Task prompt |
Check every line of the entries that follow, and copy the ones containing "اورا".

■ ■ ■ ■

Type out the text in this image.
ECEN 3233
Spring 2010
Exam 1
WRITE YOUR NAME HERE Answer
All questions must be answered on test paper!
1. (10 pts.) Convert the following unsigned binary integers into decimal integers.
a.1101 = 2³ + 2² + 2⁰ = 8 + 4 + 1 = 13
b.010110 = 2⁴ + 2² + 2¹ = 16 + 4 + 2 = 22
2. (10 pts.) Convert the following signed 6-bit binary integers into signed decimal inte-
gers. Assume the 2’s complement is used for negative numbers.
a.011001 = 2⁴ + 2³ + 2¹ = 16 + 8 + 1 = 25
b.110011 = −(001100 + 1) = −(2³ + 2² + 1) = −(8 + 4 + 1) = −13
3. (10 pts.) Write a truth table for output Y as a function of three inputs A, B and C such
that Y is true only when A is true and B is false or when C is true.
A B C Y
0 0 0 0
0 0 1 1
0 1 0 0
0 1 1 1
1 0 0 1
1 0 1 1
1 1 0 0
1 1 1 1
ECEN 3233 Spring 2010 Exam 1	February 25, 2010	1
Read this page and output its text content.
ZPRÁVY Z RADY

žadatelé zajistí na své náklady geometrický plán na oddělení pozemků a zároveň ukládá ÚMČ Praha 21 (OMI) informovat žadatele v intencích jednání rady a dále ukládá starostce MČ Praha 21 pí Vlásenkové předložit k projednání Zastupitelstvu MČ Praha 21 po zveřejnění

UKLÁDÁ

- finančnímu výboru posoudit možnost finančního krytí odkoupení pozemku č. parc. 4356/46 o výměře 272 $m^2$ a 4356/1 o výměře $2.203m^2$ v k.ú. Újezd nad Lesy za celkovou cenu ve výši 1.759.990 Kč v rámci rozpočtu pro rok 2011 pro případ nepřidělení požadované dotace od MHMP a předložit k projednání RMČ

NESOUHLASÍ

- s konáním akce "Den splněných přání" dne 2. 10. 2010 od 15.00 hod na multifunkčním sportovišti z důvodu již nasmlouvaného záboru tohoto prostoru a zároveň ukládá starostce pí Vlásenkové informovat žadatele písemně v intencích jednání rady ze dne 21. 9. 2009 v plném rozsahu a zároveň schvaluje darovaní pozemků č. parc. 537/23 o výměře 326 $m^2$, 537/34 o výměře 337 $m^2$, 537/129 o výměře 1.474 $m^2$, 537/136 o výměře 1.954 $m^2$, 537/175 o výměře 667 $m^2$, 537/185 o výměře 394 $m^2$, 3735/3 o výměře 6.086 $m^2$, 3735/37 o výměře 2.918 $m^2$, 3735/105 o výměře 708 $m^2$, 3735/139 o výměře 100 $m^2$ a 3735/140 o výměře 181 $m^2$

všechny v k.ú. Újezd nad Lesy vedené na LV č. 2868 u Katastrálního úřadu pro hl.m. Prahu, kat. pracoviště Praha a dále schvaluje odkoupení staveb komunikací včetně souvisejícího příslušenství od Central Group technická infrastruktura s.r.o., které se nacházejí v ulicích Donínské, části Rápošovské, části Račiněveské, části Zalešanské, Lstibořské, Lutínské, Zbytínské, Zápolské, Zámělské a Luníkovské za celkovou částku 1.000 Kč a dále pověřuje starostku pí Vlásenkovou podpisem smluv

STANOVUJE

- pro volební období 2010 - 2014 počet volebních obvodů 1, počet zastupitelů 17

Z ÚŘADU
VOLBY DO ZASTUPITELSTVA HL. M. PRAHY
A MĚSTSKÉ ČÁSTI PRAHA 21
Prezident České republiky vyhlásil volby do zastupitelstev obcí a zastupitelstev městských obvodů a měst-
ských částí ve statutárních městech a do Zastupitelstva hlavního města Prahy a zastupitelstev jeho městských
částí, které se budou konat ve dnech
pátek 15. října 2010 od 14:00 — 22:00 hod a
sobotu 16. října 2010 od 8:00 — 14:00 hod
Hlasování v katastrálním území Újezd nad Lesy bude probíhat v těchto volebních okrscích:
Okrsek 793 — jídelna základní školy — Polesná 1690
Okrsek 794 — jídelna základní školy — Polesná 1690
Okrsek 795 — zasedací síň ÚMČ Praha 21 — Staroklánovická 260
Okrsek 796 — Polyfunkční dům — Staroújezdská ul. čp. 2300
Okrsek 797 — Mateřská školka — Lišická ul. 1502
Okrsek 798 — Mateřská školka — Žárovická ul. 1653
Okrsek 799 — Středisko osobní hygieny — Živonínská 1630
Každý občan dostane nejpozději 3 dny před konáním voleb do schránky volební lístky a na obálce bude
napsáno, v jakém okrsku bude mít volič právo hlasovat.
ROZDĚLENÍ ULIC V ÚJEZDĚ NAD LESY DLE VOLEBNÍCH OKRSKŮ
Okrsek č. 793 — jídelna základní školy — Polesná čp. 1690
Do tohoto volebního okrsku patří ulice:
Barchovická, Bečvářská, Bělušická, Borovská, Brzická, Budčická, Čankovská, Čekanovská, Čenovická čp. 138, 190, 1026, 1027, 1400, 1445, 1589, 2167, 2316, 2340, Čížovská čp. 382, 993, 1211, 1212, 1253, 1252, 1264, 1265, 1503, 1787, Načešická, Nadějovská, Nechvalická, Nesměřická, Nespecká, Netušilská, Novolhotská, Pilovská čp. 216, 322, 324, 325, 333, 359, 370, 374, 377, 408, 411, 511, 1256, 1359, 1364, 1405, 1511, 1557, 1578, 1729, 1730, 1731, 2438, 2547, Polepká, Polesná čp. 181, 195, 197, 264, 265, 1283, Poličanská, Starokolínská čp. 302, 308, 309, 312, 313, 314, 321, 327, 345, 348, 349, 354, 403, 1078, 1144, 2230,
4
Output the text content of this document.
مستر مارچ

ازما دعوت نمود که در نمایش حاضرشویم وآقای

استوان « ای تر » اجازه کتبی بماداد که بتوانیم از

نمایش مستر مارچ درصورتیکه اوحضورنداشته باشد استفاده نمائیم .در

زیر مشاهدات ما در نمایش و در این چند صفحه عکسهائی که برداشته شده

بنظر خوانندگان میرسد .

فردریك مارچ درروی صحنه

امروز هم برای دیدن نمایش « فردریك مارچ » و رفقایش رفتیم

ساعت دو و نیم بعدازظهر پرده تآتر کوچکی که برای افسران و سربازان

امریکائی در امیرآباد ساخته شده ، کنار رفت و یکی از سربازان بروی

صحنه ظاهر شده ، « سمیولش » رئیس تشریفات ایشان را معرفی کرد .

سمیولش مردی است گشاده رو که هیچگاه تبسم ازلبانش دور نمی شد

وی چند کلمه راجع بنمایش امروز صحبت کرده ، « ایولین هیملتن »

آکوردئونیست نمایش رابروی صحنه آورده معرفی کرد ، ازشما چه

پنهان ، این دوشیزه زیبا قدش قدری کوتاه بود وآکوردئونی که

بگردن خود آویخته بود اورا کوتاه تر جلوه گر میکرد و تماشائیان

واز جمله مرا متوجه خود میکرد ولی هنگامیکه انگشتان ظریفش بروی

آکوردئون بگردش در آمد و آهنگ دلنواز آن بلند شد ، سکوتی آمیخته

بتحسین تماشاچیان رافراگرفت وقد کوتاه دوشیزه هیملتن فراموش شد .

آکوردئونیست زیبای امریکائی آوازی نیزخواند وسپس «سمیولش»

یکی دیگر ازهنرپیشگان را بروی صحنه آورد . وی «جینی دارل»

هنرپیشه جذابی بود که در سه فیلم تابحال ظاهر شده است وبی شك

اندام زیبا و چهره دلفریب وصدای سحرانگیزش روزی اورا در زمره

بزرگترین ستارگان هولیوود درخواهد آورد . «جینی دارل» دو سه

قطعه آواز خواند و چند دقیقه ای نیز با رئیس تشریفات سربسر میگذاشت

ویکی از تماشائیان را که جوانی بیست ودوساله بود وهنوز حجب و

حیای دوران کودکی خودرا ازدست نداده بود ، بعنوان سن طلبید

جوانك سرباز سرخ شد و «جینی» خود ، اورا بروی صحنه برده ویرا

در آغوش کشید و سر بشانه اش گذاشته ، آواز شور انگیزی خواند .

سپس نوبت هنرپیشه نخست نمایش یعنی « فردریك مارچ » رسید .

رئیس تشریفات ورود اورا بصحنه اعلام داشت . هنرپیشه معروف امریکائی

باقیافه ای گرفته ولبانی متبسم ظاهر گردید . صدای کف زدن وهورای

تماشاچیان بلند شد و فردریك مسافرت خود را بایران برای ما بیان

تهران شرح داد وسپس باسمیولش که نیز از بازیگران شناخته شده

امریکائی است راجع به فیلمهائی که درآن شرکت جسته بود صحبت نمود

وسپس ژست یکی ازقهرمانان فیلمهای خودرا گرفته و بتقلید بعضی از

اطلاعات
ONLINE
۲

■ ■ ■ ■

Exercise solution |
بگردن خود آویخته بود اورا کوتاه تر جلوه گر میکرد و تماشائیان
اندام زیبا و چهره دلفریب وصدای سحرانگیزش روزی اورا در زمره
جوانك سرباز سرخ شد و «جینی» خود ، اورا بروی صحنه برده ویرا
رئیس تشریفات ورود اورا بصحنه اعلام داشت . هنرپیشه معروف امریکائی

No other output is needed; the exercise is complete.